**Dataset entries on figures:**
>> START

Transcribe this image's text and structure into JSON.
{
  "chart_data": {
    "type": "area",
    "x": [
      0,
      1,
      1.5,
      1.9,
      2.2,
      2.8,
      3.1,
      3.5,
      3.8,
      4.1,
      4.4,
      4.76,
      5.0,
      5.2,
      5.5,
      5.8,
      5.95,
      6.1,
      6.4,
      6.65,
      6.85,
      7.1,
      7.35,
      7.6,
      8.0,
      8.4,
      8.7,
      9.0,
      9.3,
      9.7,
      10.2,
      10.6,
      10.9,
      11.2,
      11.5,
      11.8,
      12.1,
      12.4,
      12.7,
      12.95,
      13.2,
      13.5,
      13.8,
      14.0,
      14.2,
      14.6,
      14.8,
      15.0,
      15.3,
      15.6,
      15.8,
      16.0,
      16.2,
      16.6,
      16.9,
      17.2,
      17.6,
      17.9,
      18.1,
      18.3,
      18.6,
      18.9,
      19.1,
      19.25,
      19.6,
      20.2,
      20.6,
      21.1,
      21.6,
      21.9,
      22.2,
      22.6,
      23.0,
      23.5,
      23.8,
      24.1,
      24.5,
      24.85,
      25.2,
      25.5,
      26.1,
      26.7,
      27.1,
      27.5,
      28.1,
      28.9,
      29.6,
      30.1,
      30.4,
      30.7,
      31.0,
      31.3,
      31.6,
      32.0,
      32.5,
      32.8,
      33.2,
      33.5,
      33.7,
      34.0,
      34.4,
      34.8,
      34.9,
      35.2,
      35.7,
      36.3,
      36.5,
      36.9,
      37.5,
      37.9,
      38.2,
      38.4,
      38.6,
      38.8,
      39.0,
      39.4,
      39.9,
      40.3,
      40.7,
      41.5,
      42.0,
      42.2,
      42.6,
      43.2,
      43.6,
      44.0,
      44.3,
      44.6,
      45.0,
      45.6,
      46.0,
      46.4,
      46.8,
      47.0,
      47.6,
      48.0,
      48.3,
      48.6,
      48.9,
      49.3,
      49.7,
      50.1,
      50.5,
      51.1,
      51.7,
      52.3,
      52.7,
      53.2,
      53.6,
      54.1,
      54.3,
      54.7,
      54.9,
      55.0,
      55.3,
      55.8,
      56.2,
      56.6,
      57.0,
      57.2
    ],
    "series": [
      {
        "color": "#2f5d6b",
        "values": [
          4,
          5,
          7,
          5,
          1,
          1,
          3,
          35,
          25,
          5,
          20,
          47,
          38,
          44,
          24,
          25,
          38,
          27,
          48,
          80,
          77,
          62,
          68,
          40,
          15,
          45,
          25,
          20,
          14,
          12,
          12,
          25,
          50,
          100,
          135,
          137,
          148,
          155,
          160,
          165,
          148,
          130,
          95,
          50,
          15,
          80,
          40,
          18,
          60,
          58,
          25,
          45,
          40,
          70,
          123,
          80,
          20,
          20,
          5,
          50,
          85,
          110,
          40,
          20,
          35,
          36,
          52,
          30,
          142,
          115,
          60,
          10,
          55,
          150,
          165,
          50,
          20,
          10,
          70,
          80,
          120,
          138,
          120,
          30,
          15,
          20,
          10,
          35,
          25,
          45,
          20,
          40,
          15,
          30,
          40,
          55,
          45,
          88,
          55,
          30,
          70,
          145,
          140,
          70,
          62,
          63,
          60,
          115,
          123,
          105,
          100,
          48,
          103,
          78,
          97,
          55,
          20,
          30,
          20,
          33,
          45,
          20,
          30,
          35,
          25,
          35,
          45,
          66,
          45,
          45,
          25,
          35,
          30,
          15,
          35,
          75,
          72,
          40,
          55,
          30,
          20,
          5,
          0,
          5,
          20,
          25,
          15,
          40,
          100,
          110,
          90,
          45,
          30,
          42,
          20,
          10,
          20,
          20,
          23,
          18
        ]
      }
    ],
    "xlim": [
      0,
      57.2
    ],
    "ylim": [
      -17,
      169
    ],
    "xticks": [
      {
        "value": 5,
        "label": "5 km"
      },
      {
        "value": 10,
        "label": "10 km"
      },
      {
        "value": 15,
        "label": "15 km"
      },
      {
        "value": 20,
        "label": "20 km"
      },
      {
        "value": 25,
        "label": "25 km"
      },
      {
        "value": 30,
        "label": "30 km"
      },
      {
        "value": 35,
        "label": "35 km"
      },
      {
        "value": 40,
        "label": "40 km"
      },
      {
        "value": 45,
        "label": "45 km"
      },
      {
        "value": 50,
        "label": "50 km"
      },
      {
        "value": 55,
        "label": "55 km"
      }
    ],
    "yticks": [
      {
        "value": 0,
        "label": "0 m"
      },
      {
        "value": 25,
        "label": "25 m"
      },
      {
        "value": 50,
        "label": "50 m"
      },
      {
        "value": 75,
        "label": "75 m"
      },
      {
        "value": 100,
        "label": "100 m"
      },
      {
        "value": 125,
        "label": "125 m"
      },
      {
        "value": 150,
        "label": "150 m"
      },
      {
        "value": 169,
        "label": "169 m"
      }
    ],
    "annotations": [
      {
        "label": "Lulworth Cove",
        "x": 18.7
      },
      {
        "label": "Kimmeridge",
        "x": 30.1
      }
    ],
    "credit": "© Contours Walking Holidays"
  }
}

>> END

**DESCRIPTION OF THE TASK:**
Write out the entries in full, exactly as given.

**ANSWER TO THE TASK:**
Transcribe this image's text and structure into JSON.
{
  "chart_data": {
    "type": "area",
    "x": [
      0,
      1,
      1.5,
      1.9,
      2.2,
      2.8,
      3.1,
      3.5,
      3.8,
      4.1,
      4.4,
      4.76,
      5.0,
      5.2,
      5.5,
      5.8,
      5.95,
      6.1,
      6.4,
      6.65,
      6.85,
      7.1,
      7.35,
      7.6,
      8.0,
      8.4,
      8.7,
      9.0,
      9.3,
      9.7,
      10.2,
      10.6,
      10.9,
      11.2,
      11.5,
      11.8,
      12.1,
      12.4,
      12.7,
      12.95,
      13.2,
      13.5,
      13.8,
      14.0,
      14.2,
      14.6,
      14.8,
      15.0,
      15.3,
      15.6,
      15.8,
      16.0,
      16.2,
      16.6,
      16.9,
      17.2,
      17.6,
      17.9,
      18.1,
      18.3,
      18.6,
      18.9,
      19.1,
      19.25,
      19.6,
      20.2,
      20.6,
      21.1,
      21.6,
      21.9,
      22.2,
      22.6,
      23.0,
      23.5,
      23.8,
      24.1,
      24.5,
      24.85,
      25.2,
      25.5,
      26.1,
      26.7,
      27.1,
      27.5,
      28.1,
      28.9,
      29.6,
      30.1,
      30.4,
      30.7,
      31.0,
      31.3,
      31.6,
      32.0,
      32.5,
      32.8,
      33.2,
      33.5,
      33.7,
      34.0,
      34.4,
      34.8,
      34.9,
      35.2,
      35.7,
      36.3,
      36.5,
      36.9,
      37.5,
      37.9,
      38.2,
      38.4,
      38.6,
      38.8,
      39.0,
      39.4,
      39.9,
      40.3,
      40.7,
      41.5,
      42.0,
      42.2,
      42.6,
      43.2,
      43.6,
      44.0,
      44.3,
      44.6,
      45.0,
      45.6,
      46.0,
      46.4,
      46.8,
      47.0,
      47.6,
      48.0,
      48.3,
      48.6,
      48.9,
      49.3,
      49.7,
      50.1,
      50.5,
      51.1,
      51.7,
      52.3,
      52.7,
      53.2,
      53.6,
      54.1,
      54.3,
      54.7,
      54.9,
      55.0,
      55.3,
      55.8,
      56.2,
      56.6,
      57.0,
      57.2
    ],
    "series": [
      {
        "color": "#2f5d6b",
        "values": [
          4,
          5,
          7,
          5,
          1,
          1,
          3,
          35,
          25,
          5,
          20,
          47,
          38,
          44,
          24,
          25,
          38,
          27,
          48,
          80,
          77,
          62,
          68,
          40,
          15,
          45,
          25,
          20,
          14,
          12,
          12,
          25,
          50,
          100,
          135,
          137,
          148,
          155,
          160,
          165,
          148,
          130,
          95,
          50,
          15,
          80,
          40,
          18,
          60,
          58,
          25,
          45,
          40,
          70,
          123,
          80,
          20,
          20,
          5,
          50,
          85,
          110,
          40,
          20,
          35,
          36,
          52,
          30,
          142,
          115,
          60,
          10,
          55,
          150,
          165,
          50,
          20,
          10,
          70,
          80,
          120,
          138,
          120,
          30,
          15,
          20,
          10,
          35,
          25,
          45,
          20,
          40,
          15,
          30,
          40,
          55,
          45,
          88,
          55,
          30,
          70,
          145,
          140,
          70,
          62,
          63,
          60,
          115,
          123,
          105,
          100,
          48,
          103,
          78,
          97,
          55,
          20,
          30,
          20,
          33,
          45,
          20,
          30,
          35,
          25,
          35,
          45,
          66,
          45,
          45,
          25,
          35,
          30,
          15,
          35,
          75,
          72,
          40,
          55,
          30,
          20,
          5,
          0,
          5,
          20,
          25,
          15,
          40,
          100,
          110,
          90,
          45,
          30,
          42,
          20,
          10,
          20,
          20,
          23,
          18
        ]
      }
    ],
    "xlim": [
      0,
      57.2
    ],
    "ylim": [
      -17,
      169
    ],
    "xticks": [
      {
        "value": 5,
        "label": "5 km"
      },
      {
        "value": 10,
        "label": "10 km"
      },
      {
        "value": 15,
        "label": "15 km"
      },
      {
        "value": 20,
        "label": "20 km"
      },
      {
        "value": 25,
        "label": "25 km"
      },
      {
        "value": 30,
        "label": "30 km"
      },
      {
        "value": 35,
        "label": "35 km"
      },
      {
        "value": 40,
        "label": "40 km"
      },
      {
        "value": 45,
        "label": "45 km"
      },
      {
        "value": 50,
        "label": "50 km"
      },
      {
        "value": 55,
        "label": "55 km"
      }
    ],
    "yticks": [
      {
        "value": 0,
        "label": "0 m"
      },
      {
        "value": 25,
        "label": "25 m"
      },
      {
        "value": 50,
        "label": "50 m"
      },
      {
        "value": 75,
        "label": "75 m"
      },
      {
        "value": 100,
        "label": "100 m"
      },
      {
        "value": 125,
        "label": "125 m"
      },
      {
        "value": 150,
        "label": "150 m"
      },
      {
        "value": 169,
        "label": "169 m"
      }
    ],
    "annotations": [
      {
        "label": "Lulworth Cove",
        "x": 18.7
      },
      {
        "label": "Kimmeridge",
        "x": 30.1
      }
    ],
    "credit": "© Contours Walking Holidays"
  }
}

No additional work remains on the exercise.